» **What is being asked**
Take the line that contains "Extract all readable text from this page." as the first and the last line of the material as the final one; set down exactly the lines in that span.

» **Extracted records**
- - - - - - -
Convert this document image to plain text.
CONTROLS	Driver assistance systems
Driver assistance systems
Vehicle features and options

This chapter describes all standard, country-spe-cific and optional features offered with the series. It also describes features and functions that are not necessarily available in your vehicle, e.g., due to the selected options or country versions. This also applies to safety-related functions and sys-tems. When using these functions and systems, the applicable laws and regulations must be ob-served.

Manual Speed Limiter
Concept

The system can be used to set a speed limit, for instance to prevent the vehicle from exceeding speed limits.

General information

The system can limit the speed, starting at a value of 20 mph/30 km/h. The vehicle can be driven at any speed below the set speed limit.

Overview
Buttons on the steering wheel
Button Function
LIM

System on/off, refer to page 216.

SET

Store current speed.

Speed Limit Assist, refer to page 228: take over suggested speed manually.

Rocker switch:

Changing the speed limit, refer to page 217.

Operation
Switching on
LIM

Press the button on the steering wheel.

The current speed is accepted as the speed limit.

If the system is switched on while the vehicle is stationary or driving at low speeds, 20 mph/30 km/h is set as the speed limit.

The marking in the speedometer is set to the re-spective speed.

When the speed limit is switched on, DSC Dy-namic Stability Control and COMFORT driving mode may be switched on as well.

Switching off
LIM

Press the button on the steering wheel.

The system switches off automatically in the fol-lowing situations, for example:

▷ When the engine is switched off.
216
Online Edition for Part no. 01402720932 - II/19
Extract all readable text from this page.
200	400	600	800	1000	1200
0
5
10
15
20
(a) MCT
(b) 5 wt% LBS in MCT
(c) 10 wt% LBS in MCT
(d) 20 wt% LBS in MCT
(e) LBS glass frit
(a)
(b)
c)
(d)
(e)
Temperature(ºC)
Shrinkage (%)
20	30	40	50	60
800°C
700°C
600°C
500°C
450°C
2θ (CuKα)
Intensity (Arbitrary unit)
- - - - - - -
» **Answer for this exercise**
Extract all readable text from this page.
200	400	600	800	1000	1200
0
5
10
15
20
(a) MCT
(b) 5 wt% LBS in MCT
(c) 10 wt% LBS in MCT
(d) 20 wt% LBS in MCT
(e) LBS glass frit
(a)
(b)
c)
(d)
(e)
Temperature(ºC)
Shrinkage (%)
20	30	40	50	60
800°C
700°C
600°C
500°C
450°C
2θ (CuKα)
Intensity (Arbitrary unit)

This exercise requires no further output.